Only the number is wanted: how many lines hold the word "Capita"?
## START
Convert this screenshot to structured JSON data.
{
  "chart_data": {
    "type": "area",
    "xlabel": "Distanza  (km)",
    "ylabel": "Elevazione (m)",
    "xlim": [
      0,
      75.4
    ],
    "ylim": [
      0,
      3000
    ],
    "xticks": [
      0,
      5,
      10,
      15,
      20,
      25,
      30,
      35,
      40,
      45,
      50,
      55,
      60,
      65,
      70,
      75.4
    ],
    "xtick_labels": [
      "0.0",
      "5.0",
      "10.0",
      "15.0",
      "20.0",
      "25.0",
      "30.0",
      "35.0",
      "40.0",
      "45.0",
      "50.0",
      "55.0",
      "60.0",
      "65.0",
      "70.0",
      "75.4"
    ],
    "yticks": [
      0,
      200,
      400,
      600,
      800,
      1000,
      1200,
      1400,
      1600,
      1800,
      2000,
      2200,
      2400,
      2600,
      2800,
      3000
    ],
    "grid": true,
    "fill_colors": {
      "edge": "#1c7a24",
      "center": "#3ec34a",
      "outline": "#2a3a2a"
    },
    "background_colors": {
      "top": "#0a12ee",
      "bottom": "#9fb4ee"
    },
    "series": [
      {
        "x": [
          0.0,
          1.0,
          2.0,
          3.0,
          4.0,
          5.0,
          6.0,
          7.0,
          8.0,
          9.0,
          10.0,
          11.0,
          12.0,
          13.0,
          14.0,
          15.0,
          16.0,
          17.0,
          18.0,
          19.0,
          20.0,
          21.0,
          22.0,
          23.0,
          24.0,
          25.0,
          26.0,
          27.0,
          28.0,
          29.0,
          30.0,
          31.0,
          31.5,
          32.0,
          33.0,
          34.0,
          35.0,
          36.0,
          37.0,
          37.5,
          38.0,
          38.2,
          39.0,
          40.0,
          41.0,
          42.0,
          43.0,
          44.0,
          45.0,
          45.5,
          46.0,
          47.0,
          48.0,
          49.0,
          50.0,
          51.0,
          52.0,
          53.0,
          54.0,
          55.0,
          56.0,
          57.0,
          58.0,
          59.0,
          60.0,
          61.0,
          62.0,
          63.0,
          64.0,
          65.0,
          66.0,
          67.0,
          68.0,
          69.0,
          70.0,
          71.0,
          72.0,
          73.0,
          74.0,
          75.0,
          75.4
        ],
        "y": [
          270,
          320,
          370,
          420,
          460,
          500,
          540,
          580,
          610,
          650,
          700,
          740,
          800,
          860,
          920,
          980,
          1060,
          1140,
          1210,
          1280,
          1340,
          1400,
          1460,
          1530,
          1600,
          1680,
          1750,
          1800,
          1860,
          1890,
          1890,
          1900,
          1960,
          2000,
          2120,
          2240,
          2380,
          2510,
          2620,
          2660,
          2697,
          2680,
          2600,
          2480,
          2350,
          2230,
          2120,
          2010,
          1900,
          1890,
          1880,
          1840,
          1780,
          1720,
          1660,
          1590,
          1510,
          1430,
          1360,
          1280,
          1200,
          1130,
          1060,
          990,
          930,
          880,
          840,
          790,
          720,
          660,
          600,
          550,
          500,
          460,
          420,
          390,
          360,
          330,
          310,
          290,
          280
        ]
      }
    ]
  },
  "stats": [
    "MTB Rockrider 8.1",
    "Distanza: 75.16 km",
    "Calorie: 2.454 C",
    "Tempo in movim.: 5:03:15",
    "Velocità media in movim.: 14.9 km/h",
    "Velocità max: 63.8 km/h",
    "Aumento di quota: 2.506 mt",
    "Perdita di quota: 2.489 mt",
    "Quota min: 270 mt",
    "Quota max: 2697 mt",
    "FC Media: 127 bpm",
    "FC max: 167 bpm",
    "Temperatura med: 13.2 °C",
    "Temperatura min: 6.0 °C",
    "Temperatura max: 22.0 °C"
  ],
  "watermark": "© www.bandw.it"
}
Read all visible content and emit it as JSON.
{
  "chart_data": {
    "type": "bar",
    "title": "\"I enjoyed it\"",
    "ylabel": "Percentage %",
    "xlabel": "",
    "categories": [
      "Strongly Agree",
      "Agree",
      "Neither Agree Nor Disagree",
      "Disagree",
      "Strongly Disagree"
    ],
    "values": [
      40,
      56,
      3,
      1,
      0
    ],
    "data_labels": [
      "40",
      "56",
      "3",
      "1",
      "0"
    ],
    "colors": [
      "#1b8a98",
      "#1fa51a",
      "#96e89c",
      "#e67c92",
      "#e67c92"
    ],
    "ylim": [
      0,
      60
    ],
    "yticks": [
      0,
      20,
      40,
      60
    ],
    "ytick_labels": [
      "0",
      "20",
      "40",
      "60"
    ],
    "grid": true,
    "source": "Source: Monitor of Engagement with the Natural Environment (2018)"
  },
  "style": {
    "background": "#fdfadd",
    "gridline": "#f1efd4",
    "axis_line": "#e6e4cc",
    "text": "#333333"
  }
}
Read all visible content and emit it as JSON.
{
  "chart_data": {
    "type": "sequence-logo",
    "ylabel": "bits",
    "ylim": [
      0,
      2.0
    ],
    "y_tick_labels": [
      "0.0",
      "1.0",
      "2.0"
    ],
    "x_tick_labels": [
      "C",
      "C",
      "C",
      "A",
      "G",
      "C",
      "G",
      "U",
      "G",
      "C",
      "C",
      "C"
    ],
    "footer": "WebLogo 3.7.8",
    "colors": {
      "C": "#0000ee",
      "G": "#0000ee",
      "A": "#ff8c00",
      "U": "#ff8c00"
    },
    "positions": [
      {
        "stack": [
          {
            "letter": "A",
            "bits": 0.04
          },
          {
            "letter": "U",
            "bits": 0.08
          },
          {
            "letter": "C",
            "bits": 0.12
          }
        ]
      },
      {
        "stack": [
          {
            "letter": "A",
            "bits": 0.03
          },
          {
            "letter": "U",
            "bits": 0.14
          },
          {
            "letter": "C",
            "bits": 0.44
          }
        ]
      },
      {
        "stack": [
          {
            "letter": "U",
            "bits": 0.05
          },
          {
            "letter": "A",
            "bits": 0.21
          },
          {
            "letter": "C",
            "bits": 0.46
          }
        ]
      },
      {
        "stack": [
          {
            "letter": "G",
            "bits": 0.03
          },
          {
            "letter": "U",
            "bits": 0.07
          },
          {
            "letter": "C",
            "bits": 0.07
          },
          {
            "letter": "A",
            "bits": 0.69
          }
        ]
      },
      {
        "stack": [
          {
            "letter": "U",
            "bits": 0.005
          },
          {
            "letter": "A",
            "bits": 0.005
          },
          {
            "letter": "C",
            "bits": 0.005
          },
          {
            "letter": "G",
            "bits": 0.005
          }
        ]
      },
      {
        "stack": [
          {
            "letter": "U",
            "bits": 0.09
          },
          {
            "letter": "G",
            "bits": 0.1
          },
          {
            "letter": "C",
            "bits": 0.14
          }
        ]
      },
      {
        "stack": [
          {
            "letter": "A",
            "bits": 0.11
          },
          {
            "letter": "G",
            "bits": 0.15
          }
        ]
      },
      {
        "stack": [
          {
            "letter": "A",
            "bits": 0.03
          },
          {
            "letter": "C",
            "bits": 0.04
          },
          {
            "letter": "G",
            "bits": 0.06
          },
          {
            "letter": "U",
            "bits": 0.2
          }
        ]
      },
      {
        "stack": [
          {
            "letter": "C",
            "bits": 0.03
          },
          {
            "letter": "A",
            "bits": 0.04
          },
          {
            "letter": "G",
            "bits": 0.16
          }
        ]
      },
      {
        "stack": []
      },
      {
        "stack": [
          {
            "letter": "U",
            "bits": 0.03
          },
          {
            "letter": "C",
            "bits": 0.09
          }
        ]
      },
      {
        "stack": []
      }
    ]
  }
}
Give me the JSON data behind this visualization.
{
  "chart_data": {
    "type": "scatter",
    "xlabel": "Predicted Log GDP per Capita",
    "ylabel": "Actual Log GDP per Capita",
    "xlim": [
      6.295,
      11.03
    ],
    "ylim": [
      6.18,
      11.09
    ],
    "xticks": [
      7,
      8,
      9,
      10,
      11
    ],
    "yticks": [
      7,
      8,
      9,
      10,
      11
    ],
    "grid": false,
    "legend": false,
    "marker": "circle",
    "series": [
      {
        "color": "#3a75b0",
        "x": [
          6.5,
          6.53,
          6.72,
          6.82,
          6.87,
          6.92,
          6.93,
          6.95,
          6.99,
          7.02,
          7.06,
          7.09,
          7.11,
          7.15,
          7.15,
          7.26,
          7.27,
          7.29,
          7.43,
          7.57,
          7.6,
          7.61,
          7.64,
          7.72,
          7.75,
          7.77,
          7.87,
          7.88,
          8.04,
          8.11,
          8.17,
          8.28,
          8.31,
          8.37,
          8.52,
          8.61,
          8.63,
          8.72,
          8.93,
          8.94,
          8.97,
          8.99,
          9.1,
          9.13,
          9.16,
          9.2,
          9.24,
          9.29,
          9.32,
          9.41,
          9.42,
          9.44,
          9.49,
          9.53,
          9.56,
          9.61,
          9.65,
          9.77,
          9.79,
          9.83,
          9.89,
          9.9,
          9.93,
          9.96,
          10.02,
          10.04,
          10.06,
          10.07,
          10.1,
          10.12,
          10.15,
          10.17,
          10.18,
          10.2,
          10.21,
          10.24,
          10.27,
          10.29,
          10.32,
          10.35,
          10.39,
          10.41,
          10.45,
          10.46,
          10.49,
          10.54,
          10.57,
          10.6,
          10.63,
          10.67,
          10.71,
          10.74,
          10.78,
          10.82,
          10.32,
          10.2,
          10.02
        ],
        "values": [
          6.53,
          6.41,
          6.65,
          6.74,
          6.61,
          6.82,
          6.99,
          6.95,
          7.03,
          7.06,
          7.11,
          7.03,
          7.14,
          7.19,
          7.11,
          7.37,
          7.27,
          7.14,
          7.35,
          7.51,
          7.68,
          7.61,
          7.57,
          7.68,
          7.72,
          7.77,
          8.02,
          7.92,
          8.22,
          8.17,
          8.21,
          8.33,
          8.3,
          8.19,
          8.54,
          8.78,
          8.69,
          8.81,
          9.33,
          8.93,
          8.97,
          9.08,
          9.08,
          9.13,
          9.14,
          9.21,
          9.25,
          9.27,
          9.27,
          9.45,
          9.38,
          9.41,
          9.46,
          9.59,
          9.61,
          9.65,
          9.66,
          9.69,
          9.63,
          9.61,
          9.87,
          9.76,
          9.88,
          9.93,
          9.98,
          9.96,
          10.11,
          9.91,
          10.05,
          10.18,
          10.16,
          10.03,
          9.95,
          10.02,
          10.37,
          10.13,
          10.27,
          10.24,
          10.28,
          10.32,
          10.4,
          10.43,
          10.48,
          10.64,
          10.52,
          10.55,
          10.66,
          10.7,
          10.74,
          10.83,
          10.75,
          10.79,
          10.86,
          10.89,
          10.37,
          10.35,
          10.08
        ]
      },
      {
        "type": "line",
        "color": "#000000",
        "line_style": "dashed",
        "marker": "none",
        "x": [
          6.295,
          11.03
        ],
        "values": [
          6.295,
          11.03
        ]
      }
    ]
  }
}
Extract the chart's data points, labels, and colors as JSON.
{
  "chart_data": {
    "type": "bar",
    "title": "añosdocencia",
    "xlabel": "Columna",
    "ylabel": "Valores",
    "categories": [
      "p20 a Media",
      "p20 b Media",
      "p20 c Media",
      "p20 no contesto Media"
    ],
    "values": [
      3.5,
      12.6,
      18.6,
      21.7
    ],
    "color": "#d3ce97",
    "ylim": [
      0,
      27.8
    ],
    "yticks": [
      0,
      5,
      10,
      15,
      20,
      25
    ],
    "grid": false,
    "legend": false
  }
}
## END
▶ [Task solution]:
2